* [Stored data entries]
::::

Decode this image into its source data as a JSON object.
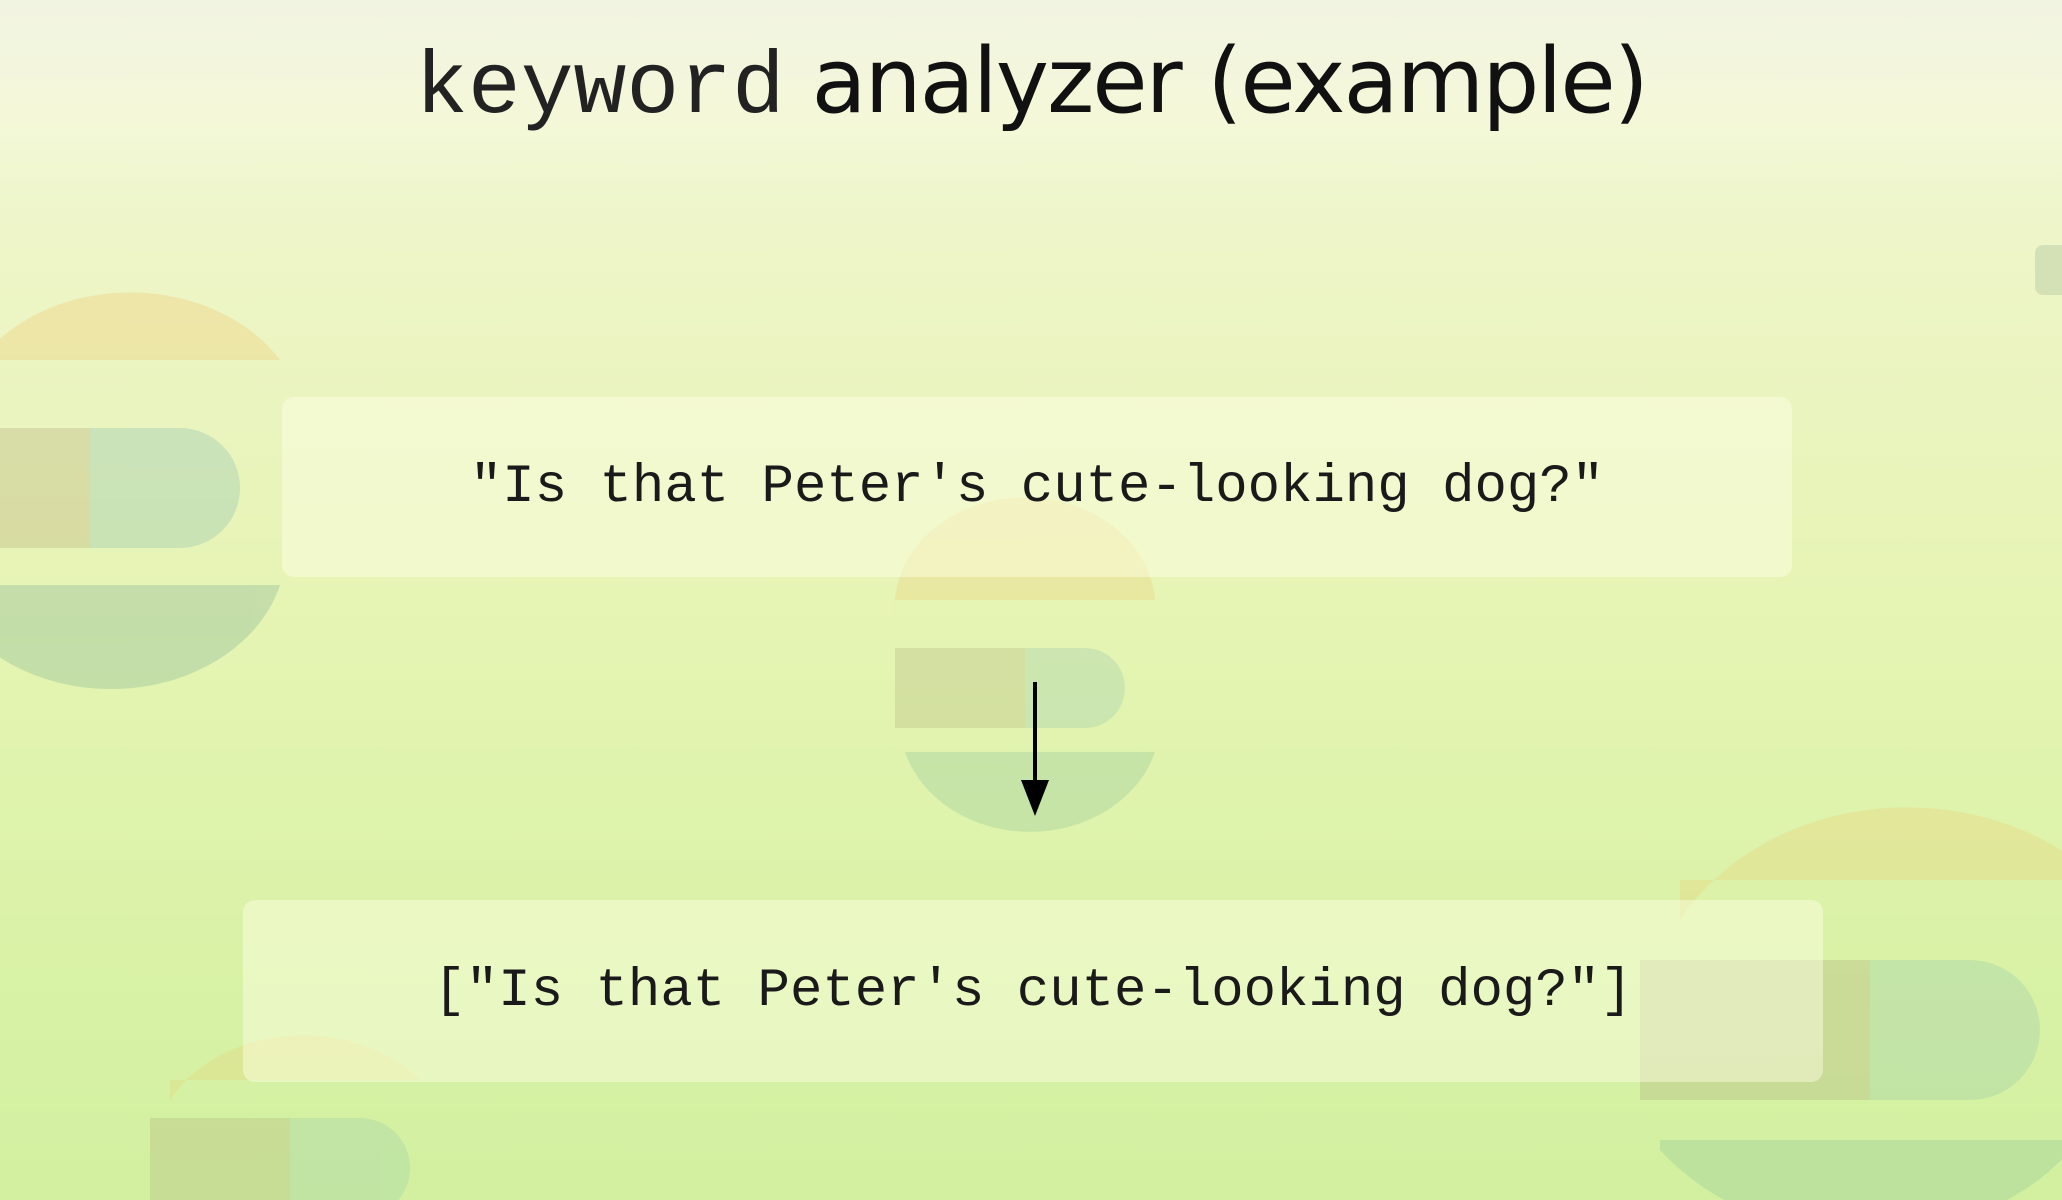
{
  "slide": {
    "title_code": "keyword",
    "title_text": "analyzer (example)"
  },
  "example": {
    "input": "\"Is that Peter's cute-looking dog?\"",
    "output": "[\"Is that Peter's cute-looking dog?\"]"
  },
  "colors": {
    "background_top": "#f4f8dc",
    "background_bottom": "#d2f0a0",
    "text": "#111111"
  },
  "icons": {
    "flow_arrow": "arrow-down-icon"
  }
}
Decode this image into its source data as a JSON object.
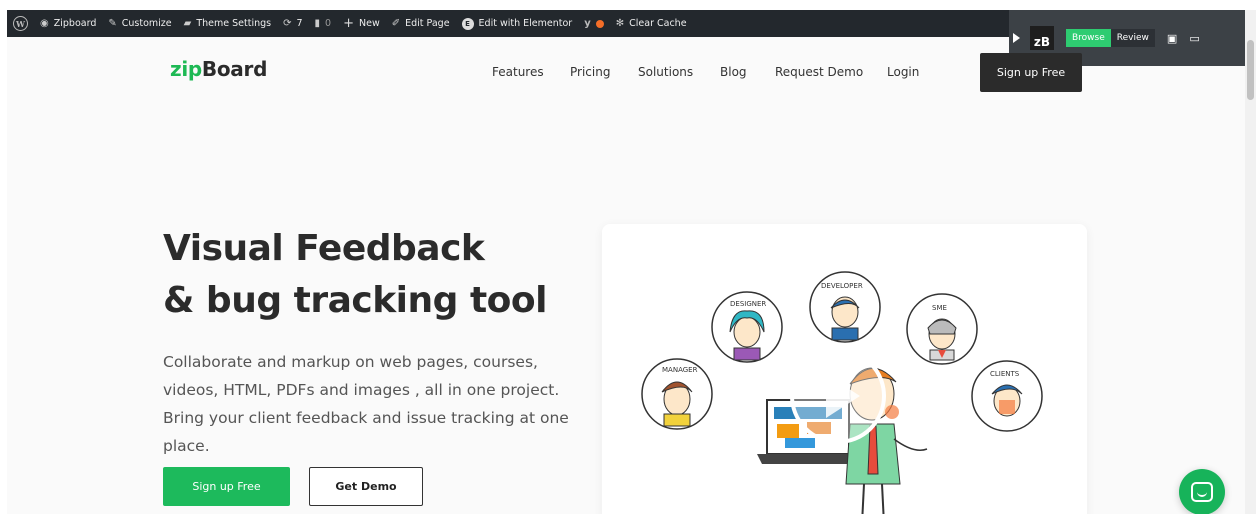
{
  "adminbar": {
    "site_name": "Zipboard",
    "customize": "Customize",
    "theme_settings": "Theme Settings",
    "updates_count": "7",
    "comments_count": "0",
    "new_label": "New",
    "edit_page": "Edit Page",
    "edit_elementor": "Edit with Elementor",
    "clear_cache": "Clear Cache"
  },
  "zipboard_bar": {
    "logo": "zB",
    "browse": "Browse",
    "review": "Review"
  },
  "header": {
    "logo_accent": "zip",
    "logo_main": "Board",
    "nav": [
      "Features",
      "Pricing",
      "Solutions",
      "Blog",
      "Request Demo",
      "Login"
    ],
    "signup": "Sign up Free"
  },
  "hero": {
    "title_line1": "Visual Feedback",
    "title_line2": "& bug tracking tool",
    "subtitle": "Collaborate and markup on web pages, courses, videos, HTML, PDFs and images , all in one project. Bring your client feedback and issue tracking at one place.",
    "primary_cta": "Sign up Free",
    "secondary_cta": "Get Demo"
  },
  "illustration": {
    "labels": {
      "designer": "DESIGNER",
      "developer": "DEVELOPER",
      "sme": "SME",
      "manager": "MANAGER",
      "clients": "CLIENTS"
    }
  },
  "colors": {
    "brand_green": "#1dba5c",
    "dark": "#2b2b2b",
    "adminbar": "#23282d"
  }
}
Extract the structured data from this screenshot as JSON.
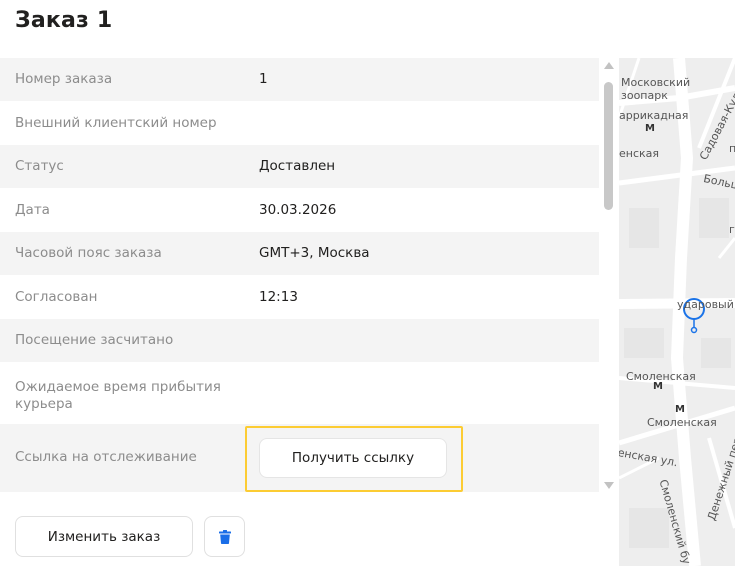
{
  "page": {
    "title": "Заказ 1"
  },
  "rows": [
    {
      "label": "Номер заказа",
      "value": "1"
    },
    {
      "label": "Внешний клиентский номер",
      "value": ""
    },
    {
      "label": "Статус",
      "value": "Доставлен"
    },
    {
      "label": "Дата",
      "value": "30.03.2026"
    },
    {
      "label": "Часовой пояс заказа",
      "value": "GMT+3, Москва"
    },
    {
      "label": "Согласован",
      "value": "12:13"
    },
    {
      "label": "Посещение засчитано",
      "value": ""
    },
    {
      "label": "Ожидаемое время прибытия курьера",
      "value": ""
    },
    {
      "label": "Ссылка на отслеживание",
      "value": ""
    }
  ],
  "tracking": {
    "button_label": "Получить ссылку"
  },
  "actions": {
    "edit_label": "Изменить заказ",
    "delete_icon": "trash-icon"
  },
  "map": {
    "labels": {
      "zoo_1": "Московский",
      "zoo_2": "зоопарк",
      "barrikadnaya": "аррикадная",
      "presnenskaya": "енская",
      "sadovaya": "Садовая-Кудрин",
      "p_street": "п",
      "bolsh": "Больш",
      "g_street": "г",
      "udarny": "ударовый",
      "smolenskaya_top": "Смоленская",
      "smolenskaya_bottom": "Смоленская",
      "smolenskaya_ul": "енская ул.",
      "denezhny": "Денежный пер",
      "smolensky_bul": "Смоленский бу"
    },
    "metro_symbol": "М",
    "pin_color": "#1a73e8",
    "road_color": "#ffffff"
  },
  "colors": {
    "highlight": "#fccc33",
    "delete_icon": "#1a6ee8",
    "row_odd": "#f4f4f4"
  }
}
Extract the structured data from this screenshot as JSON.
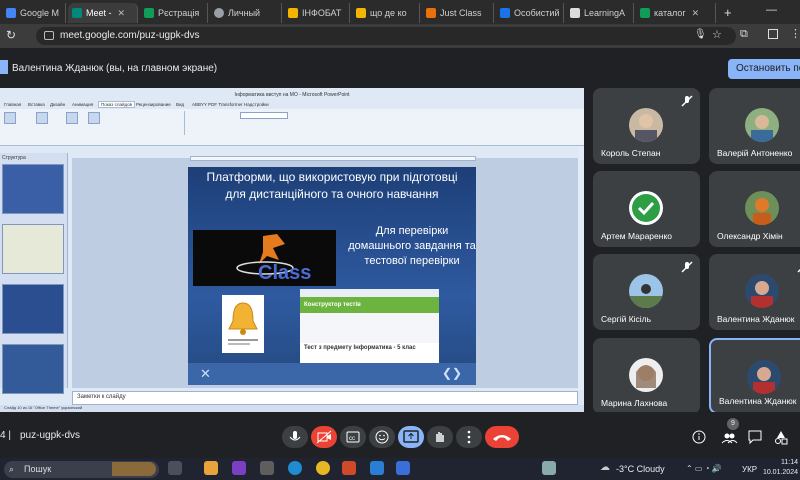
{
  "browser": {
    "tabs": [
      {
        "label": "Google М",
        "color": "#4285f4"
      },
      {
        "label": "Meet -",
        "color": "#00897b"
      },
      {
        "label": "Рєстрація",
        "color": "#0f9d58"
      },
      {
        "label": "Личный",
        "color": "#9aa0a6"
      },
      {
        "label": "ІНФОБАТ",
        "color": "#f4b400"
      },
      {
        "label": "що де ко",
        "color": "#f4b400"
      },
      {
        "label": "Just Class",
        "color": "#e8710a"
      },
      {
        "label": "Особистий",
        "color": "#1a73e8"
      },
      {
        "label": "LearningA",
        "color": "#dddddd"
      },
      {
        "label": "каталог",
        "color": "#0f9d58"
      }
    ],
    "url": "meet.google.com/puz-ugpk-dvs"
  },
  "meet": {
    "presenter_label": "Валентина Жданюк (вы, на главном экране)",
    "stop_button": "Остановить показ",
    "meeting_code": "puz-ugpk-dvs",
    "participant_count": "9",
    "participants": [
      {
        "name": "Король Степан",
        "muted": true
      },
      {
        "name": "Валерій Антоненко",
        "muted": false
      },
      {
        "name": "Артем Мараренко",
        "muted": false
      },
      {
        "name": "Олександр Хімін",
        "muted": false
      },
      {
        "name": "Сергій Кісіль",
        "muted": true
      },
      {
        "name": "Валентина Жданюк",
        "muted": true
      },
      {
        "name": "Марина Лахнова",
        "muted": false
      },
      {
        "name": "Валентина Жданюк",
        "muted": false
      }
    ],
    "notes_label": "Заметки к слайду"
  },
  "ppt": {
    "window_title": "Інформатика виступ на МО - Microsoft PowerPoint",
    "ribbon_tabs": [
      "Главная",
      "Вставка",
      "Дизайн",
      "Анимация",
      "Показ слайдов",
      "Рецензирование",
      "Вид",
      "ABBYY PDF Transformer",
      "Надстройки"
    ],
    "thumbs_tab": "Структура",
    "status": "Слайд 10 из 16   \"Office Theme\"   украинский"
  },
  "slide": {
    "title": "Платформи, що використовую при підготовці для дистанційного та очного навчання",
    "right_text": "Для перевірки домашнього завдання та тестової перевірки",
    "class_word": "Class",
    "test_header": "Конструктор тестів",
    "test_title": "Тест з предмету Інформатика - 5 клас"
  },
  "taskbar": {
    "search": "Пошук",
    "weather": "-3°C  Cloudy",
    "lang": "УКР",
    "time": "11:14",
    "date": "10.01.2024"
  }
}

::::

* [Task details] Copy each line in the data that holds the word "Theme".

* [Answer to this problem]
    "theme_settings": "Theme Settings",
    "status": "Слайд 10 из 16   \"Office Theme\"   украинский"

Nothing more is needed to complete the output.